#### MATERIAL TO PROCESS

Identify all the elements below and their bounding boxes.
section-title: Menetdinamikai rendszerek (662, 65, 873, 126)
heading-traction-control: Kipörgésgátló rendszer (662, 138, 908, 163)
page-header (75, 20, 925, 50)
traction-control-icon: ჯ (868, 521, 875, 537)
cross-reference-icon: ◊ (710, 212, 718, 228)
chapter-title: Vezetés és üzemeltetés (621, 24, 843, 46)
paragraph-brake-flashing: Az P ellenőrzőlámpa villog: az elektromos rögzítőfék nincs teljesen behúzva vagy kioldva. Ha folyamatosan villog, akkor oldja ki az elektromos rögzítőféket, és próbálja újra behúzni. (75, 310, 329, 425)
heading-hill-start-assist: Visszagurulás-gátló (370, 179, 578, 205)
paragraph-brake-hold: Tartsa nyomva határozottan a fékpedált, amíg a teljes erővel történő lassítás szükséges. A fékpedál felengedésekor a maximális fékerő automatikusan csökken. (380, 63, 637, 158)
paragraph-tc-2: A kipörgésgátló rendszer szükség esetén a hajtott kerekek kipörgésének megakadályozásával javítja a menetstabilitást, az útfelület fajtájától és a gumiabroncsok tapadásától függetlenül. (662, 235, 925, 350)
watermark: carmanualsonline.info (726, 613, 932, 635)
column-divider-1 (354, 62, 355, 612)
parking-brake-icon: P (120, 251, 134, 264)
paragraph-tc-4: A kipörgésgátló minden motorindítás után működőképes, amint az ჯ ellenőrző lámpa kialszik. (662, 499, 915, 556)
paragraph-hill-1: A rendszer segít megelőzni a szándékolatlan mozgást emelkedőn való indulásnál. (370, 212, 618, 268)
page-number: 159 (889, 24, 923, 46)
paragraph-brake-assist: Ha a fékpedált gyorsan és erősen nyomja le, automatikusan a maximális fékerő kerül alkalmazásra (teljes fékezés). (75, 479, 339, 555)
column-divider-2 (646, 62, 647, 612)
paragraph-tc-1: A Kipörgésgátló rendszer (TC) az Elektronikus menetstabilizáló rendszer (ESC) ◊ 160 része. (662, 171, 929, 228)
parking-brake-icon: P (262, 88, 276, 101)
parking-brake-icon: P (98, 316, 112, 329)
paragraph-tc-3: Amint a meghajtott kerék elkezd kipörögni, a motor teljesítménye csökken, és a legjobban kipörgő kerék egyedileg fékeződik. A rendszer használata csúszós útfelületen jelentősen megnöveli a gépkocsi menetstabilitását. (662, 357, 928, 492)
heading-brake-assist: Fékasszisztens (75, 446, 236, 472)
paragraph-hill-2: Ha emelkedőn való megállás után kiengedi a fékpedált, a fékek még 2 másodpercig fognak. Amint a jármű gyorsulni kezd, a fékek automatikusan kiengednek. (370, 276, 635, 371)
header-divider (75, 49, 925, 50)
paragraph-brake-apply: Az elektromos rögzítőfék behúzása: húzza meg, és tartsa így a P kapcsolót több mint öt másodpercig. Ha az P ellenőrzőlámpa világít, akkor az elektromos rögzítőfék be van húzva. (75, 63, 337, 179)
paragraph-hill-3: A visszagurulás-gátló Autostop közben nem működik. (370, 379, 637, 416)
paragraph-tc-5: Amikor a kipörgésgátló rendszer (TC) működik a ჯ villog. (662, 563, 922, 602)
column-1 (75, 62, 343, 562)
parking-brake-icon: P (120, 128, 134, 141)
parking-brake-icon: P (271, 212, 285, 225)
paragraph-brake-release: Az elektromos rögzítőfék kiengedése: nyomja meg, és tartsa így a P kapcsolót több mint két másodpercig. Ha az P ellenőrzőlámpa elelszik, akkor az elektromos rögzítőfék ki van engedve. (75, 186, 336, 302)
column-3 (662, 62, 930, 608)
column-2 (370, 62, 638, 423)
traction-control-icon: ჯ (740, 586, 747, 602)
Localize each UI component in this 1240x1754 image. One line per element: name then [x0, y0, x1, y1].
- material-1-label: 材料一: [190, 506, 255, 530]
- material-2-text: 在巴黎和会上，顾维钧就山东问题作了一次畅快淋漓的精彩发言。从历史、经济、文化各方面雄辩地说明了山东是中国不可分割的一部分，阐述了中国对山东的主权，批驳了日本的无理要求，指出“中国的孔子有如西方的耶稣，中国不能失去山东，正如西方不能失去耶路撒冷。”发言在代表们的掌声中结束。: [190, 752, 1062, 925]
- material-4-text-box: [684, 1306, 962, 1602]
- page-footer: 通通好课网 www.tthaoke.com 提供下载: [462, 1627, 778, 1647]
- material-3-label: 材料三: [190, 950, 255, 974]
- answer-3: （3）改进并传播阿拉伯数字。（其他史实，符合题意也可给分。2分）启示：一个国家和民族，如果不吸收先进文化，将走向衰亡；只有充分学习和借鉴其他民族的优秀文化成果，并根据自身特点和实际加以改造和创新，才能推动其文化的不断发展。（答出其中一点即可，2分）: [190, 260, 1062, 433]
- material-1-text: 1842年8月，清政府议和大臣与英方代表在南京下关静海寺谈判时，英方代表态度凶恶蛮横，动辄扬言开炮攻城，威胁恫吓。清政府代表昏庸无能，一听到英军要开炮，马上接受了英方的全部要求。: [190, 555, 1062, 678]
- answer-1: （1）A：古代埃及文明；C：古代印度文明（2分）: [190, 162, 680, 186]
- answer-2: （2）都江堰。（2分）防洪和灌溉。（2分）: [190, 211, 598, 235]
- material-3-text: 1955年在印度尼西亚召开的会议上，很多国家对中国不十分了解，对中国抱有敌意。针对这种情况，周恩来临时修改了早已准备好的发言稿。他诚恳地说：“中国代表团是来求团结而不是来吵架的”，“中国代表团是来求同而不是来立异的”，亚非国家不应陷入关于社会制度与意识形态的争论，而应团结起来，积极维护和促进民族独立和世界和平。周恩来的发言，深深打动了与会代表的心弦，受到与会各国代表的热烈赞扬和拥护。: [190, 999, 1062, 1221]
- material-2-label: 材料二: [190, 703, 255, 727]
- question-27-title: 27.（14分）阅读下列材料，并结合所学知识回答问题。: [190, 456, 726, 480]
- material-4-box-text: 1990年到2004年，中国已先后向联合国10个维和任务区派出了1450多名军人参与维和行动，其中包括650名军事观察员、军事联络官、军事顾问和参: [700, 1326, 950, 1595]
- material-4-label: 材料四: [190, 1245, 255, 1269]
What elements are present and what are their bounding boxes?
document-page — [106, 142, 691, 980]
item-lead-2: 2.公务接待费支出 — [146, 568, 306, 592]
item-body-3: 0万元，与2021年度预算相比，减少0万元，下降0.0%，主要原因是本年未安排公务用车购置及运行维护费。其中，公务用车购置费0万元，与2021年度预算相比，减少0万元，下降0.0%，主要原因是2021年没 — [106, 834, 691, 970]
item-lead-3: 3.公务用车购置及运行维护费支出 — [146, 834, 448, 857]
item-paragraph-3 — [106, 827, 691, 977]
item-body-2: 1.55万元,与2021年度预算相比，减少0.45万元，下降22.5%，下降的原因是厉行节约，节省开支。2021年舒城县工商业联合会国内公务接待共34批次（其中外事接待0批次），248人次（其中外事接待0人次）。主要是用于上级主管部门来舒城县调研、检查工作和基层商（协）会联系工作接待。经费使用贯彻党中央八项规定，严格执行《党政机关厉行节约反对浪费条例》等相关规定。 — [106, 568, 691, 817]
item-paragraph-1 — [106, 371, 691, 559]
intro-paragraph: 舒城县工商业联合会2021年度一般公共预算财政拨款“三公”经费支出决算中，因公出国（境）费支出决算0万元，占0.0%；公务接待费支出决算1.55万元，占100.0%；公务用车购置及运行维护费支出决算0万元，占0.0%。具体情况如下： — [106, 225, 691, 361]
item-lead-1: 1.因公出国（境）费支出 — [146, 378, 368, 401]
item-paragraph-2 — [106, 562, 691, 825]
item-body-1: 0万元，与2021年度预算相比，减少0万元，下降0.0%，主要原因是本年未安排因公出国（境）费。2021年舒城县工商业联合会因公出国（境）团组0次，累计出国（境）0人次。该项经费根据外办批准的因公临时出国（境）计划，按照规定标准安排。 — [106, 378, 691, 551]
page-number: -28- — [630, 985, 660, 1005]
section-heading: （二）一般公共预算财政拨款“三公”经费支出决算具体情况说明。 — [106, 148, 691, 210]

########

DESCRIPTION OF THE TASK » Can you reproduce the records verbatim, starting at their first line and stopping after the line that contains "paragraph-hill-1: A rendszer", with both of those lines included?

SOLUTION FOR THIS EXERCISE »
Identify all the elements below and their bounding boxes.
section-title: Menetdinamikai rendszerek (662, 65, 873, 126)
heading-traction-control: Kipörgésgátló rendszer (662, 138, 908, 163)
page-header (75, 20, 925, 50)
traction-control-icon: ჯ (868, 521, 875, 537)
cross-reference-icon: ◊ (710, 212, 718, 228)
chapter-title: Vezetés és üzemeltetés (621, 24, 843, 46)
paragraph-brake-flashing: Az P ellenőrzőlámpa villog: az elektromos rögzítőfék nincs teljesen behúzva vagy kioldva. Ha folyamatosan villog, akkor oldja ki az elektromos rögzítőféket, és próbálja újra behúzni. (75, 310, 329, 425)
heading-hill-start-assist: Visszagurulás-gátló (370, 179, 578, 205)
paragraph-brake-hold: Tartsa nyomva határozottan a fékpedált, amíg a teljes erővel történő lassítás szükséges. A fékpedál felengedésekor a maximális fékerő automatikusan csökken. (380, 63, 637, 158)
paragraph-tc-2: A kipörgésgátló rendszer szükség esetén a hajtott kerekek kipörgésének megakadályozásával javítja a menetstabilitást, az útfelület fajtájától és a gumiabroncsok tapadásától függetlenül. (662, 235, 925, 350)
watermark: carmanualsonline.info (726, 613, 932, 635)
column-divider-1 (354, 62, 355, 612)
parking-brake-icon: P (120, 251, 134, 264)
paragraph-tc-4: A kipörgésgátló minden motorindítás után működőképes, amint az ჯ ellenőrző lámpa kialszik. (662, 499, 915, 556)
paragraph-hill-1: A rendszer segít megelőzni a szándékolatlan mozgást emelkedőn való indulásnál. (370, 212, 618, 268)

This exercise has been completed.